- **Instruction**: Leave out the pictures; transcribe all else exactly.

(Collected data entries)
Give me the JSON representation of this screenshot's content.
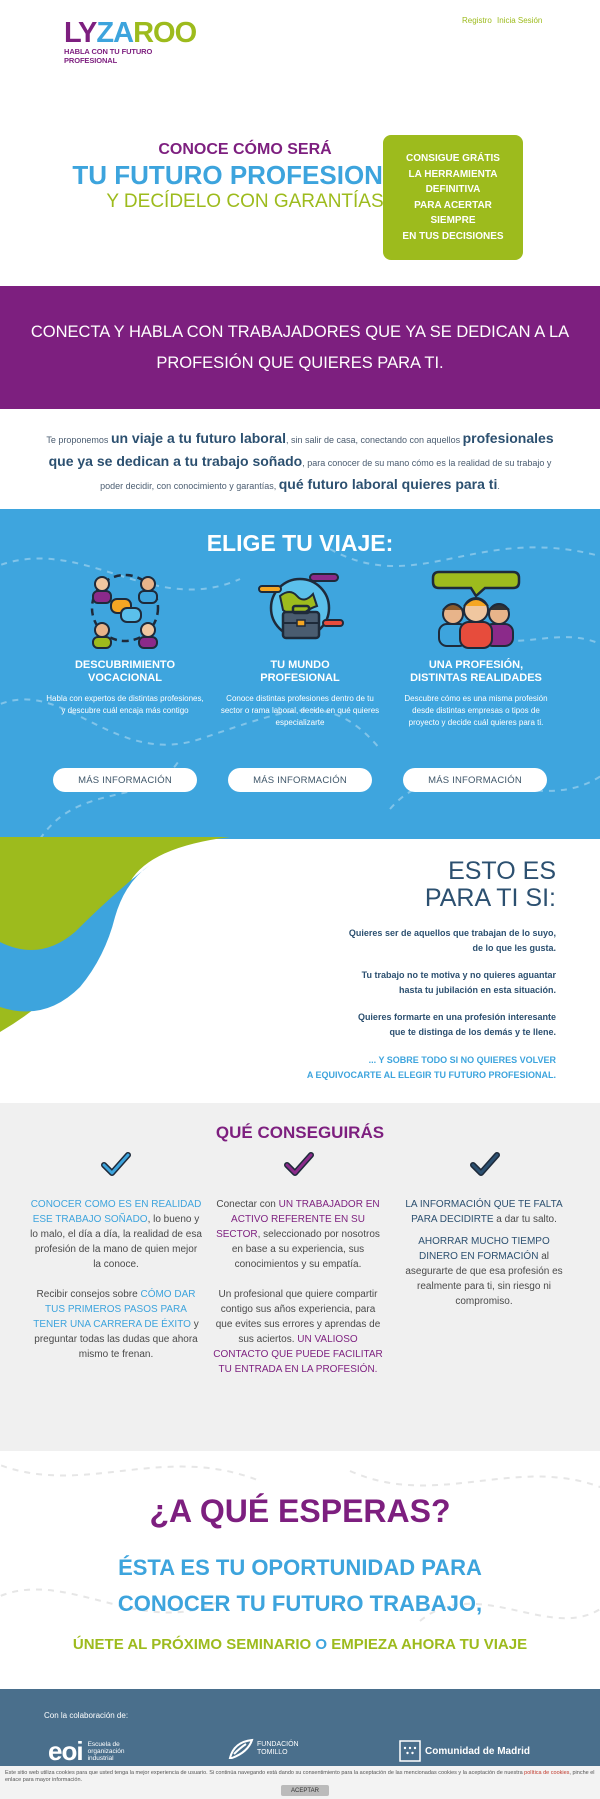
{
  "header": {
    "logo": {
      "ly": "LY",
      "za": "ZA",
      "roo": "R",
      "o2": "O",
      "o3": "O",
      "tagline": "HABLA CON TU FUTURO PROFESIONAL"
    },
    "nav": [
      "Registro",
      "Inicia Sesión"
    ]
  },
  "hero": {
    "line1": "CONOCE CÓMO SERÁ",
    "line2": "TU FUTURO PROFESIONAL",
    "line3": "Y DECÍDELO CON GARANTÍAS",
    "cta_lines": [
      "CONSIGUE GRÁTIS",
      "LA HERRAMIENTA",
      "DEFINITIVA",
      "PARA ACERTAR",
      "SIEMPRE",
      "EN TUS DECISIONES"
    ]
  },
  "band": {
    "line1": "CONECTA Y HABLA CON TRABAJADORES QUE YA SE DEDICAN A LA",
    "line2": "PROFESIÓN QUE QUIERES PARA TI."
  },
  "intro": {
    "t1": "Te proponemos ",
    "b1": "un viaje a tu futuro laboral",
    "t2": ", sin salir de casa, conectando con aquellos ",
    "b2": "profesionales que ya se dedican a tu trabajo soñado",
    "t3": ", para conocer de su mano cómo es la realidad de su trabajo y poder decidir, con conocimiento y garantías, ",
    "b3": "qué futuro laboral quieres para ti",
    "t4": "."
  },
  "elige": {
    "title": "ELIGE TU VIAJE:",
    "columns": [
      {
        "icon": "chat-people-icon",
        "title_1": "DESCUBRIMIENTO",
        "title_2": "VOCACIONAL",
        "desc_1": "Habla con expertos de distintas profesiones,",
        "desc_2": "y descubre cuál encaja más contigo",
        "desc_3": "",
        "button": "MÁS INFORMACIÓN"
      },
      {
        "icon": "globe-briefcase-icon",
        "title_1": "TU MUNDO",
        "title_2": "PROFESIONAL",
        "desc_1": "Conoce distintas profesiones dentro de tu",
        "desc_2": "sector o rama laboral, decide en qué quieres",
        "desc_3": "especializarte",
        "button": "MÁS INFORMACIÓN"
      },
      {
        "icon": "group-people-icon",
        "title_1": "UNA PROFESIÓN,",
        "title_2": "DISTINTAS REALIDADES",
        "desc_1": "Descubre cómo es una misma profesión",
        "desc_2": "desde distintas empresas o tipos de",
        "desc_3": "proyecto y decide cuál quieres para ti.",
        "button": "MÁS INFORMACIÓN"
      }
    ]
  },
  "esto": {
    "title_1": "ESTO ES",
    "title_2": "PARA TI SI:",
    "items": [
      {
        "l1": "Quieres ser de aquellos que trabajan de lo suyo,",
        "l2": "de lo que les gusta."
      },
      {
        "l1": "Tu trabajo no te motiva y no quieres aguantar",
        "l2": "hasta tu jubilación en esta situación."
      },
      {
        "l1": "Quieres formarte en una profesión interesante",
        "l2": "que te distinga de los demás y te llene."
      },
      {
        "l1": "... Y SOBRE TODO SI NO QUIERES VOLVER",
        "l2": "A EQUIVOCARTE AL ELEGIR TU FUTURO PROFESIONAL."
      }
    ]
  },
  "consigue": {
    "title": "QUÉ CONSEGUIRÁS",
    "col1": {
      "a_blue": "CONOCER COMO ES EN REALIDAD ESE TRABAJO SOÑADO",
      "a_rest": ", lo bueno y lo malo, el día a día, la realidad de esa profesión de la mano de quien mejor la conoce.",
      "b_pre": "Recibir consejos sobre ",
      "b_blue": "CÓMO DAR TUS PRIMEROS PASOS PARA TENER UNA CARRERA DE ÉXITO",
      "b_rest": " y preguntar todas las dudas que ahora mismo te frenan."
    },
    "col2": {
      "a_pre": "Conectar con ",
      "a_purple": "UN TRABAJADOR EN ACTIVO REFERENTE EN SU SECTOR",
      "a_rest": ", seleccionado por nosotros en base a su experiencia, sus conocimientos y su empatía.",
      "b_rest": "Un profesional que quiere compartir contigo sus años experiencia, para que evites sus errores y aprendas de sus aciertos. ",
      "b_purple": "UN VALIOSO CONTACTO QUE PUEDE FACILITAR TU ENTRADA EN LA PROFESIÓN."
    },
    "col3": {
      "a_navy": "LA INFORMACIÓN QUE TE FALTA PARA DECIDIRTE",
      "a_rest": " a dar tu salto.",
      "b_navy": "AHORRAR MUCHO TIEMPO DINERO EN FORMACIÓN",
      "b_rest": " al asegurarte de que esa profesión es realmente para ti, sin riesgo ni compromiso."
    }
  },
  "espera": {
    "title": "¿A QUÉ ESPERAS?",
    "op1": "ÉSTA ES TU OPORTUNIDAD PARA",
    "op2": "CONOCER TU FUTURO TRABAJO,",
    "u1": "ÚNETE AL PRÓXIMO SEMINARIO ",
    "u2": "O",
    "u3": " EMPIEZA AHORA TU VIAJE"
  },
  "footer": {
    "collab": "Con la colaboración de:",
    "eoi_mark": "eoi",
    "eoi_1": "Escuela de",
    "eoi_2": "organización",
    "eoi_3": "industrial",
    "tomillo_1": "FUNDACIÓN",
    "tomillo_2": "TOMILLO",
    "madrid": "Comunidad de Madrid"
  },
  "cookie": {
    "text": "Este sitio web utiliza cookies para que usted tenga la mejor experiencia de usuario. Si continúa navegando está dando su consentimiento para la aceptación de las mencionadas cookies y la aceptación de nuestra",
    "link": "política de cookies",
    "text2": ", pinche el enlace para mayor información.",
    "button": "ACEPTAR"
  },
  "colors": {
    "purple": "#7d1f7f",
    "blue": "#3da4dd",
    "green": "#9dbb1d",
    "navy": "#2c5070",
    "footer": "#4a6f8c"
  }
}
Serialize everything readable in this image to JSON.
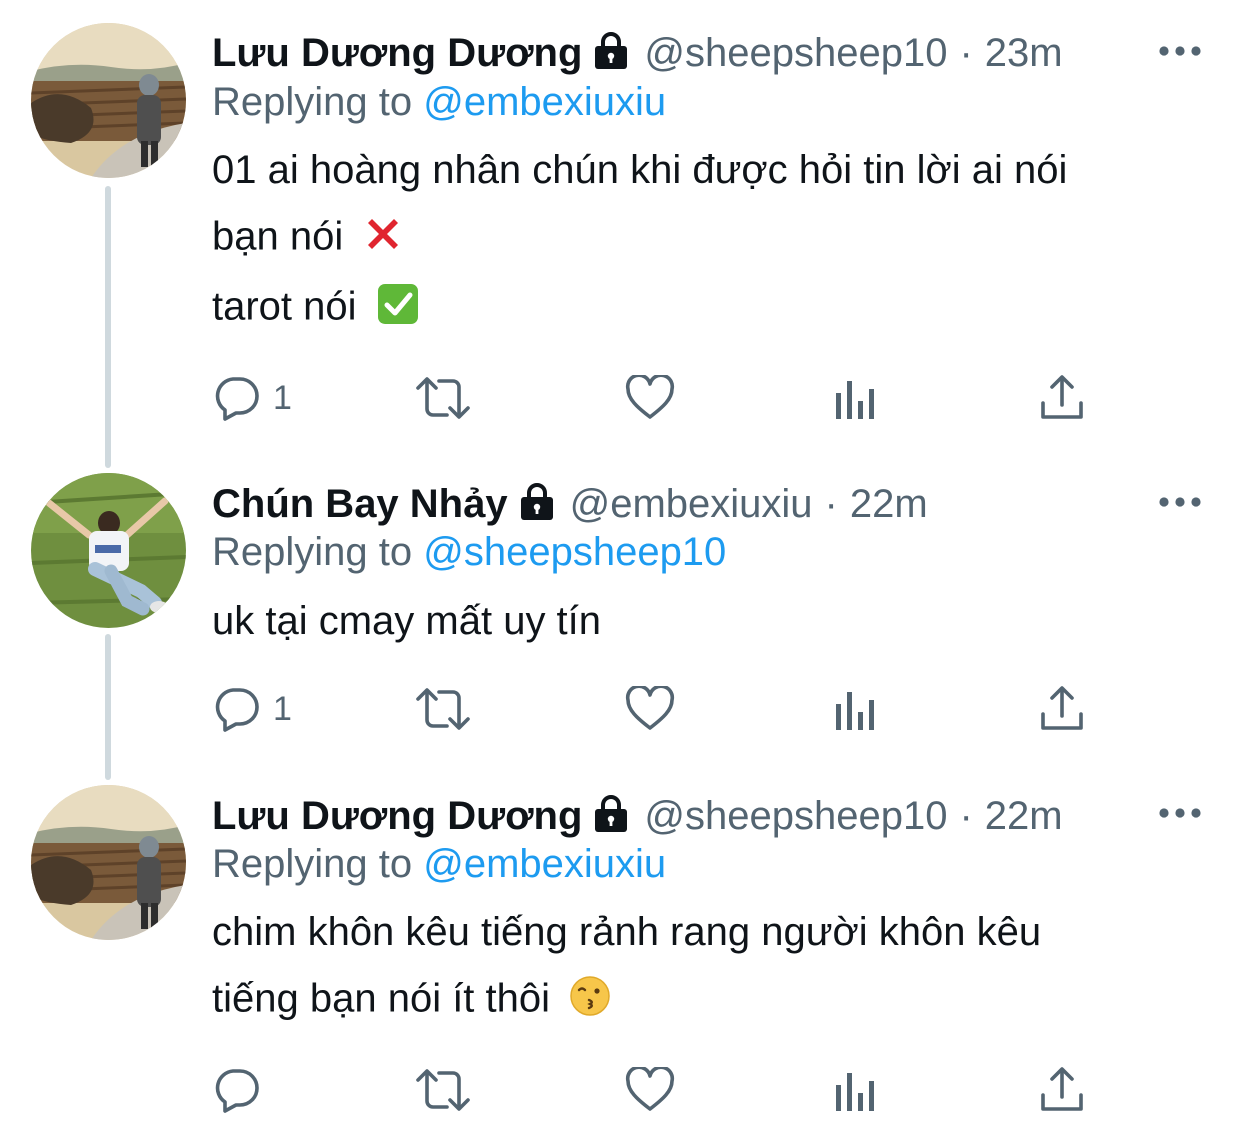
{
  "thread": {
    "tweets": [
      {
        "display_name": "Lưu Dương Dương",
        "handle": "@sheepsheep10",
        "dot": "·",
        "time": "23m",
        "replying_prefix": "Replying to ",
        "replying_to": "@embexiuxiu",
        "body_lines": [
          "01 ai hoàng nhân chún khi được hỏi tin lời ai nói",
          "bạn nói",
          "tarot nói"
        ],
        "reply_count": "1",
        "avatar_icon": "avatar-landscape-person"
      },
      {
        "display_name": "Chún Bay Nhảy",
        "handle": "@embexiuxiu",
        "dot": "·",
        "time": "22m",
        "replying_prefix": "Replying to ",
        "replying_to": "@sheepsheep10",
        "body_lines": [
          "uk tại cmay mất uy tín"
        ],
        "reply_count": "1",
        "avatar_icon": "avatar-grass-person"
      },
      {
        "display_name": "Lưu Dương Dương",
        "handle": "@sheepsheep10",
        "dot": "·",
        "time": "22m",
        "replying_prefix": "Replying to ",
        "replying_to": "@embexiuxiu",
        "body_lines": [
          "chim khôn kêu tiếng rảnh rang người khôn kêu",
          "tiếng bạn nói ít thôi"
        ],
        "reply_count": "",
        "avatar_icon": "avatar-landscape-person"
      }
    ]
  },
  "icons": {
    "lock": "lock-icon",
    "more": "more-icon",
    "reply": "reply-icon",
    "retweet": "retweet-icon",
    "like": "heart-icon",
    "analytics": "analytics-icon",
    "share": "share-icon",
    "cross_mark": "cross-mark-emoji",
    "check_mark": "check-mark-emoji",
    "kissing_face": "kissing-face-emoji"
  },
  "colors": {
    "text": "#0f1419",
    "secondary": "#536471",
    "link": "#1d9bf0",
    "thread_line": "#cfd9de"
  }
}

- **Result**:
Give me the JSON representation of this screenshot's content.
{
  "header": {
    "logo": {
      "ly": "LY",
      "za": "ZA",
      "roo": "R",
      "o2": "O",
      "o3": "O",
      "tagline": "HABLA CON TU FUTURO PROFESIONAL"
    },
    "nav": [
      "Registro",
      "Inicia Sesión"
    ]
  },
  "hero": {
    "line1": "CONOCE CÓMO SERÁ",
    "line2": "TU FUTURO PROFESIONAL",
    "line3": "Y DECÍDELO CON GARANTÍAS",
    "cta_lines": [
      "CONSIGUE GRÁTIS",
      "LA HERRAMIENTA",
      "DEFINITIVA",
      "PARA ACERTAR",
      "SIEMPRE",
      "EN TUS DECISIONES"
    ]
  },
  "band": {
    "line1": "CONECTA Y HABLA CON TRABAJADORES QUE YA SE DEDICAN A LA",
    "line2": "PROFESIÓN QUE QUIERES PARA TI."
  },
  "intro": {
    "t1": "Te proponemos ",
    "b1": "un viaje a tu futuro laboral",
    "t2": ", sin salir de casa, conectando con aquellos ",
    "b2": "profesionales que ya se dedican a tu trabajo soñado",
    "t3": ", para conocer de su mano cómo es la realidad de su trabajo y poder decidir, con conocimiento y garantías, ",
    "b3": "qué futuro laboral quieres para ti",
    "t4": "."
  },
  "elige": {
    "title": "ELIGE TU VIAJE:",
    "columns": [
      {
        "icon": "chat-people-icon",
        "title_1": "DESCUBRIMIENTO",
        "title_2": "VOCACIONAL",
        "desc_1": "Habla con expertos de distintas profesiones,",
        "desc_2": "y descubre cuál encaja más contigo",
        "desc_3": "",
        "button": "MÁS INFORMACIÓN"
      },
      {
        "icon": "globe-briefcase-icon",
        "title_1": "TU MUNDO",
        "title_2": "PROFESIONAL",
        "desc_1": "Conoce distintas profesiones dentro de tu",
        "desc_2": "sector o rama laboral, decide en qué quieres",
        "desc_3": "especializarte",
        "button": "MÁS INFORMACIÓN"
      },
      {
        "icon": "group-people-icon",
        "title_1": "UNA PROFESIÓN,",
        "title_2": "DISTINTAS REALIDADES",
        "desc_1": "Descubre cómo es una misma profesión",
        "desc_2": "desde distintas empresas o tipos de",
        "desc_3": "proyecto y decide cuál quieres para ti.",
        "button": "MÁS INFORMACIÓN"
      }
    ]
  },
  "esto": {
    "title_1": "ESTO ES",
    "title_2": "PARA TI SI:",
    "items": [
      {
        "l1": "Quieres ser de aquellos que trabajan de lo suyo,",
        "l2": "de lo que les gusta."
      },
      {
        "l1": "Tu trabajo no te motiva y no quieres aguantar",
        "l2": "hasta tu jubilación en esta situación."
      },
      {
        "l1": "Quieres formarte en una profesión interesante",
        "l2": "que te distinga de los demás y te llene."
      },
      {
        "l1": "... Y SOBRE TODO SI NO QUIERES VOLVER",
        "l2": "A EQUIVOCARTE AL ELEGIR TU FUTURO PROFESIONAL."
      }
    ]
  },
  "consigue": {
    "title": "QUÉ CONSEGUIRÁS",
    "col1": {
      "a_blue": "CONOCER COMO ES EN REALIDAD ESE TRABAJO SOÑADO",
      "a_rest": ", lo bueno y lo malo, el día a día, la realidad de esa profesión de la mano de quien mejor la conoce.",
      "b_pre": "Recibir consejos sobre ",
      "b_blue": "CÓMO DAR TUS PRIMEROS PASOS PARA TENER UNA CARRERA DE ÉXITO",
      "b_rest": " y preguntar todas las dudas que ahora mismo te frenan."
    },
    "col2": {
      "a_pre": "Conectar con ",
      "a_purple": "UN TRABAJADOR EN ACTIVO REFERENTE EN SU SECTOR",
      "a_rest": ", seleccionado por nosotros en base a su experiencia, sus conocimientos y su empatía.",
      "b_rest": "Un profesional que quiere compartir contigo sus años experiencia, para que evites sus errores y aprendas de sus aciertos. ",
      "b_purple": "UN VALIOSO CONTACTO QUE PUEDE FACILITAR TU ENTRADA EN LA PROFESIÓN."
    },
    "col3": {
      "a_navy": "LA INFORMACIÓN QUE TE FALTA PARA DECIDIRTE",
      "a_rest": " a dar tu salto.",
      "b_navy": "AHORRAR MUCHO TIEMPO DINERO EN FORMACIÓN",
      "b_rest": " al asegurarte de que esa profesión es realmente para ti, sin riesgo ni compromiso."
    }
  },
  "espera": {
    "title": "¿A QUÉ ESPERAS?",
    "op1": "ÉSTA ES TU OPORTUNIDAD PARA",
    "op2": "CONOCER TU FUTURO TRABAJO,",
    "u1": "ÚNETE AL PRÓXIMO SEMINARIO ",
    "u2": "O",
    "u3": " EMPIEZA AHORA TU VIAJE"
  },
  "footer": {
    "collab": "Con la colaboración de:",
    "eoi_mark": "eoi",
    "eoi_1": "Escuela de",
    "eoi_2": "organización",
    "eoi_3": "industrial",
    "tomillo_1": "FUNDACIÓN",
    "tomillo_2": "TOMILLO",
    "madrid": "Comunidad de Madrid"
  },
  "cookie": {
    "text": "Este sitio web utiliza cookies para que usted tenga la mejor experiencia de usuario. Si continúa navegando está dando su consentimiento para la aceptación de las mencionadas cookies y la aceptación de nuestra",
    "link": "política de cookies",
    "text2": ", pinche el enlace para mayor información.",
    "button": "ACEPTAR"
  },
  "colors": {
    "purple": "#7d1f7f",
    "blue": "#3da4dd",
    "green": "#9dbb1d",
    "navy": "#2c5070",
    "footer": "#4a6f8c"
  }
}
Serialize everything readable in this image to JSON.
{
  "thread": {
    "tweets": [
      {
        "display_name": "Lưu Dương Dương",
        "handle": "@sheepsheep10",
        "dot": "·",
        "time": "23m",
        "replying_prefix": "Replying to ",
        "replying_to": "@embexiuxiu",
        "body_lines": [
          "01 ai hoàng nhân chún khi được hỏi tin lời ai nói",
          "bạn nói",
          "tarot nói"
        ],
        "reply_count": "1",
        "avatar_icon": "avatar-landscape-person"
      },
      {
        "display_name": "Chún Bay Nhảy",
        "handle": "@embexiuxiu",
        "dot": "·",
        "time": "22m",
        "replying_prefix": "Replying to ",
        "replying_to": "@sheepsheep10",
        "body_lines": [
          "uk tại cmay mất uy tín"
        ],
        "reply_count": "1",
        "avatar_icon": "avatar-grass-person"
      },
      {
        "display_name": "Lưu Dương Dương",
        "handle": "@sheepsheep10",
        "dot": "·",
        "time": "22m",
        "replying_prefix": "Replying to ",
        "replying_to": "@embexiuxiu",
        "body_lines": [
          "chim khôn kêu tiếng rảnh rang người khôn kêu",
          "tiếng bạn nói ít thôi"
        ],
        "reply_count": "",
        "avatar_icon": "avatar-landscape-person"
      }
    ]
  },
  "icons": {
    "lock": "lock-icon",
    "more": "more-icon",
    "reply": "reply-icon",
    "retweet": "retweet-icon",
    "like": "heart-icon",
    "analytics": "analytics-icon",
    "share": "share-icon",
    "cross_mark": "cross-mark-emoji",
    "check_mark": "check-mark-emoji",
    "kissing_face": "kissing-face-emoji"
  },
  "colors": {
    "text": "#0f1419",
    "secondary": "#536471",
    "link": "#1d9bf0",
    "thread_line": "#cfd9de"
  }
}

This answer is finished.